WORK TO COMPLETE —
1) Answer these from the notice about the American Legal Ethics Library:
(a) As of what date did the Legal Information Institute stop maintaining the library?
(b) Who conceived ALEL?
(c) Which firm is thanked along with Brian Toohey?
2) Write a continuation of the notice about the American Legal Ethics Library, starting after its final sentence.

EXTRACT PROVIDED —
As of March 1, 2013, the Legal Information Institute is no longer maintaining the information in the American Legal Ethics Library. It is no longer possible for us to maintain it at a level of completeness and accuracy given its staffing needs. It is very possible that we will revive it at a future time. At this point, it is in need of a complete technological renovation and reworking of the "correspondent firm" model which successfully sustained it for many years.

Many people have contributed time and effort to the project over the years, and we would like to thank them. In particular, Roger Cramton and Peter Martin not only conceived ALEL but gave much of their own labor to it. We are also grateful to Brad Wendel for his editorial contributions, to Brian Toohey and all at Jones Day for their efforts, and to all of our correspondents and contributors. Thank you.

We regret any inconvenience.

Some portions of the collection may already be severely out of date, so please be cautious in your use of this material.

DATA PROVIDED —
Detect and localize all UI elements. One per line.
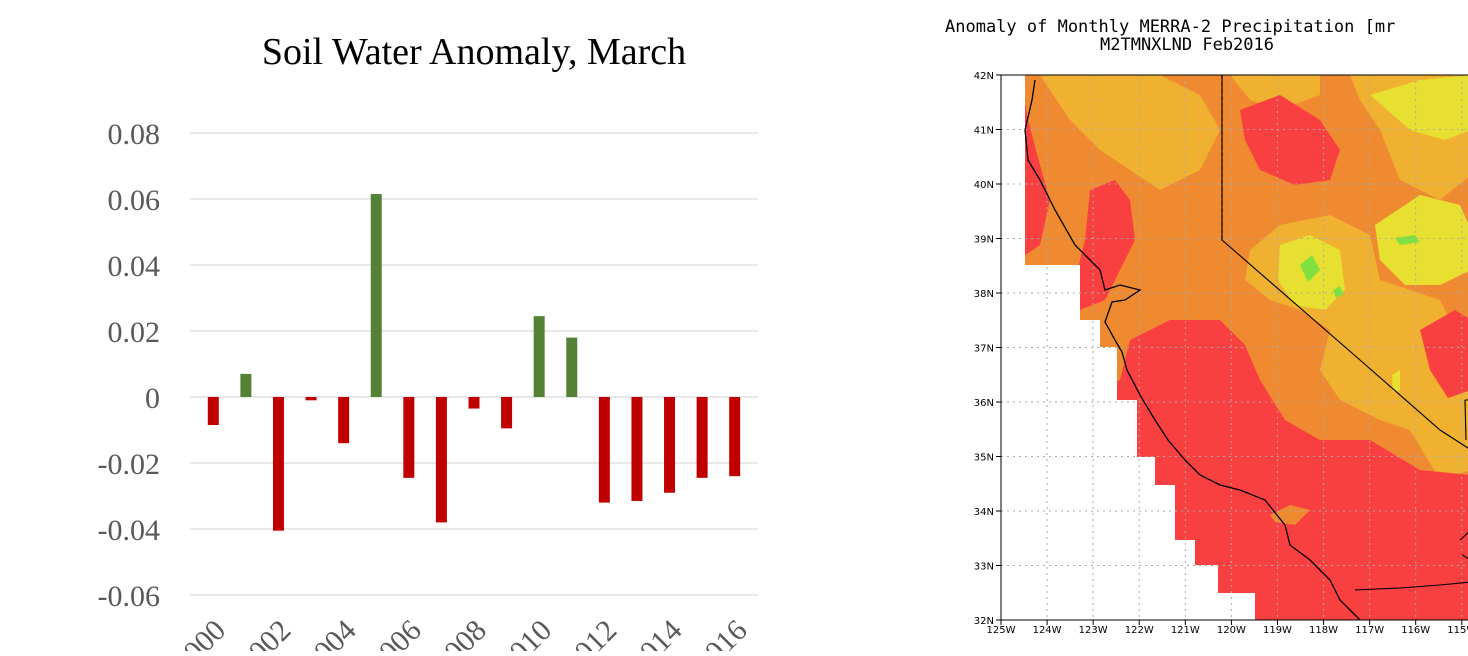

TASK RESPONSES —
1)
(a) March 1, 2013
(b) Roger Cramton and Peter Martin
(c) Jones Day

2)
Arkansas Legal Ethics

IV. TRANSACTIONS WITH PERSONS OTHER THAN CLIENTS

4.1   Rule 4.1 Truthfulness in Statements to Others

4.1:100   Comparative Analysis of Arkansas Rule

4.1:101      Model Rule Comparison

The Arkansas Rule is the same as the Model Rule.

4.1:102      Model Code Comparison

The comparison accepted by the Arkansas Supreme Court is identical to the comparison in the Model Rules.

4.1:200   Truthfulness in Out-of-Court Statements

Arkansas has no case law or authority on this topic.

4.1:300   Disclosures to Avoid Assisting Client Fraud [see also 1.6:370]

Fraud is defined in the terminology section as "conduct having a purpose to deceive and not merely negligent misrepresentation or failure to apprise another of relevant information." See 0.4:440. Because this definition is narrower than the common law definition of fraud, see Howard W. Brill, THE ARKANSAS LAW OF DAMAGES, 33-7,8 (3rd ed. 1996), an attorney must be alert to the risk of potential fraud claims. For example, an attorney who fails to prevent or disclose the fraudulent acts of his clients in reliance on the confidentiality provisions of Rule 1.6 subjects himself to a civil suit by an injured party.

4.2   Rule 4.2 Communication with Person Represented by Counsel

4.2:100   Comparative Analysis of Arkansas Rule

4.2:101      Model Rule Comparison

Arkansas has not adopted the 1995 amendments to Rule 4.2. The Arkansas Rule remains the same as the Model Rule adopted in 1983.

4.2:102      Model Code Comparison

The comparison accepted by the Arkansas Supreme Court is identical to the comparison in the Model Rules.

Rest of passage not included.